Objective ->
Give the data again exactly as written, skipping any pictures.

Records to process ->
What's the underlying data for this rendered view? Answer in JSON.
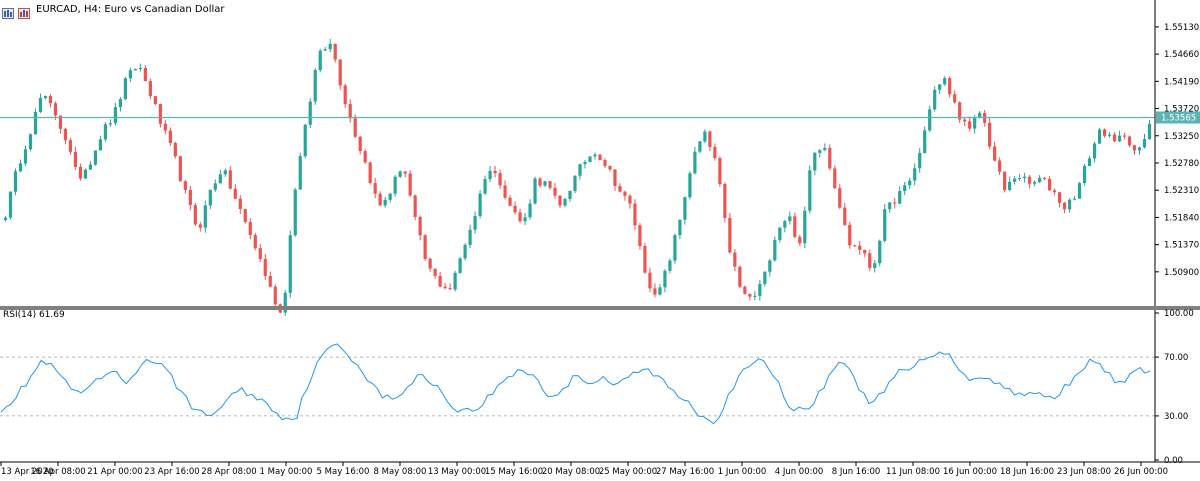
{
  "window": {
    "symbol": "EURCAD",
    "timeframe": "H4",
    "title": "EURCAD, H4:  Euro vs Canadian Dollar"
  },
  "horizontal_line": {
    "price": 1.53565,
    "label": "1.53565",
    "color": "#5bb5b5"
  },
  "colors": {
    "bull": "#26a69a",
    "bear": "#ef5350",
    "rsi_line": "#2196f3",
    "grid": "#9e9e9e",
    "separator": "#808080"
  },
  "price_axis": {
    "ticks": [
      "1.55130",
      "1.54660",
      "1.54190",
      "1.53720",
      "1.53250",
      "1.52780",
      "1.52310",
      "1.51840",
      "1.51370",
      "1.50900"
    ],
    "ylim": [
      1.5031,
      1.5556
    ]
  },
  "indicator": {
    "label": "RSI(14) 61.69",
    "name": "RSI(14)",
    "value": "61.69",
    "ticks": [
      "100.00",
      "70.00",
      "30.00",
      "0.00"
    ],
    "levels": [
      70,
      30
    ],
    "ylim": [
      0,
      100
    ]
  },
  "time_axis": {
    "labels": [
      "13 Apr 2020",
      "16 Apr 08:00",
      "21 Apr 00:00",
      "23 Apr 16:00",
      "28 Apr 08:00",
      "1 May 00:00",
      "5 May 16:00",
      "8 May 08:00",
      "13 May 00:00",
      "15 May 16:00",
      "20 May 08:00",
      "25 May 00:00",
      "27 May 16:00",
      "1 Jun 00:00",
      "4 Jun 00:00",
      "8 Jun 16:00",
      "11 Jun 08:00",
      "16 Jun 00:00",
      "18 Jun 16:00",
      "23 Jun 08:00",
      "26 Jun 00:00"
    ]
  },
  "chart_data": {
    "type": "candlestick",
    "title": "EURCAD, H4:  Euro vs Canadian Dollar",
    "series": [
      {
        "name": "EURCAD",
        "close_path": [
          1.519,
          1.527,
          1.533,
          1.5395,
          1.537,
          1.532,
          1.525,
          1.528,
          1.533,
          1.536,
          1.542,
          1.545,
          1.54,
          1.534,
          1.529,
          1.522,
          1.516,
          1.523,
          1.527,
          1.522,
          1.517,
          1.512,
          1.506,
          1.501,
          1.523,
          1.535,
          1.547,
          1.549,
          1.54,
          1.533,
          1.527,
          1.52,
          1.523,
          1.528,
          1.518,
          1.51,
          1.507,
          1.506,
          1.513,
          1.519,
          1.527,
          1.525,
          1.52,
          1.517,
          1.525,
          1.524,
          1.52,
          1.524,
          1.528,
          1.53,
          1.527,
          1.523,
          1.52,
          1.51,
          1.504,
          1.51,
          1.518,
          1.528,
          1.533,
          1.528,
          1.514,
          1.506,
          1.504,
          1.508,
          1.516,
          1.519,
          1.513,
          1.53,
          1.531,
          1.523,
          1.514,
          1.513,
          1.509,
          1.519,
          1.522,
          1.524,
          1.53,
          1.54,
          1.542,
          1.537,
          1.533,
          1.537,
          1.529,
          1.523,
          1.526,
          1.524,
          1.525,
          1.523,
          1.52,
          1.523,
          1.529,
          1.534,
          1.531,
          1.533,
          1.529,
          1.534
        ]
      },
      {
        "name": "RSI(14)",
        "values": [
          35,
          42,
          55,
          68,
          60,
          48,
          45,
          55,
          60,
          52,
          66,
          68,
          58,
          45,
          32,
          30,
          40,
          48,
          44,
          38,
          30,
          27,
          55,
          72,
          79,
          70,
          58,
          45,
          40,
          50,
          58,
          52,
          38,
          33,
          35,
          45,
          55,
          62,
          58,
          44,
          45,
          60,
          52,
          56,
          50,
          58,
          62,
          56,
          46,
          40,
          30,
          26,
          46,
          60,
          68,
          62,
          40,
          33,
          38,
          56,
          70,
          52,
          40,
          45,
          60,
          62,
          70,
          75,
          68,
          55,
          58,
          52,
          48,
          44,
          45,
          42,
          50,
          62,
          68,
          58,
          52,
          60,
          62
        ]
      }
    ]
  }
}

Solution to this exercise ->
What's the underlying data for this rendered view? Answer in JSON.
{
  "window": {
    "symbol": "EURCAD",
    "timeframe": "H4",
    "title": "EURCAD, H4:  Euro vs Canadian Dollar"
  },
  "horizontal_line": {
    "price": 1.53565,
    "label": "1.53565",
    "color": "#5bb5b5"
  },
  "colors": {
    "bull": "#26a69a",
    "bear": "#ef5350",
    "rsi_line": "#2196f3",
    "grid": "#9e9e9e",
    "separator": "#808080"
  },
  "price_axis": {
    "ticks": [
      "1.55130",
      "1.54660",
      "1.54190",
      "1.53720",
      "1.53250",
      "1.52780",
      "1.52310",
      "1.51840",
      "1.51370",
      "1.50900"
    ],
    "ylim": [
      1.5031,
      1.5556
    ]
  },
  "indicator": {
    "label": "RSI(14) 61.69",
    "name": "RSI(14)",
    "value": "61.69",
    "ticks": [
      "100.00",
      "70.00",
      "30.00",
      "0.00"
    ],
    "levels": [
      70,
      30
    ],
    "ylim": [
      0,
      100
    ]
  },
  "time_axis": {
    "labels": [
      "13 Apr 2020",
      "16 Apr 08:00",
      "21 Apr 00:00",
      "23 Apr 16:00",
      "28 Apr 08:00",
      "1 May 00:00",
      "5 May 16:00",
      "8 May 08:00",
      "13 May 00:00",
      "15 May 16:00",
      "20 May 08:00",
      "25 May 00:00",
      "27 May 16:00",
      "1 Jun 00:00",
      "4 Jun 00:00",
      "8 Jun 16:00",
      "11 Jun 08:00",
      "16 Jun 00:00",
      "18 Jun 16:00",
      "23 Jun 08:00",
      "26 Jun 00:00"
    ]
  },
  "chart_data": {
    "type": "candlestick",
    "title": "EURCAD, H4:  Euro vs Canadian Dollar",
    "series": [
      {
        "name": "EURCAD",
        "close_path": [
          1.519,
          1.527,
          1.533,
          1.5395,
          1.537,
          1.532,
          1.525,
          1.528,
          1.533,
          1.536,
          1.542,
          1.545,
          1.54,
          1.534,
          1.529,
          1.522,
          1.516,
          1.523,
          1.527,
          1.522,
          1.517,
          1.512,
          1.506,
          1.501,
          1.523,
          1.535,
          1.547,
          1.549,
          1.54,
          1.533,
          1.527,
          1.52,
          1.523,
          1.528,
          1.518,
          1.51,
          1.507,
          1.506,
          1.513,
          1.519,
          1.527,
          1.525,
          1.52,
          1.517,
          1.525,
          1.524,
          1.52,
          1.524,
          1.528,
          1.53,
          1.527,
          1.523,
          1.52,
          1.51,
          1.504,
          1.51,
          1.518,
          1.528,
          1.533,
          1.528,
          1.514,
          1.506,
          1.504,
          1.508,
          1.516,
          1.519,
          1.513,
          1.53,
          1.531,
          1.523,
          1.514,
          1.513,
          1.509,
          1.519,
          1.522,
          1.524,
          1.53,
          1.54,
          1.542,
          1.537,
          1.533,
          1.537,
          1.529,
          1.523,
          1.526,
          1.524,
          1.525,
          1.523,
          1.52,
          1.523,
          1.529,
          1.534,
          1.531,
          1.533,
          1.529,
          1.534
        ]
      },
      {
        "name": "RSI(14)",
        "values": [
          35,
          42,
          55,
          68,
          60,
          48,
          45,
          55,
          60,
          52,
          66,
          68,
          58,
          45,
          32,
          30,
          40,
          48,
          44,
          38,
          30,
          27,
          55,
          72,
          79,
          70,
          58,
          45,
          40,
          50,
          58,
          52,
          38,
          33,
          35,
          45,
          55,
          62,
          58,
          44,
          45,
          60,
          52,
          56,
          50,
          58,
          62,
          56,
          46,
          40,
          30,
          26,
          46,
          60,
          68,
          62,
          40,
          33,
          38,
          56,
          70,
          52,
          40,
          45,
          60,
          62,
          70,
          75,
          68,
          55,
          58,
          52,
          48,
          44,
          45,
          42,
          50,
          62,
          68,
          58,
          52,
          60,
          62
        ]
      }
    ]
  }
}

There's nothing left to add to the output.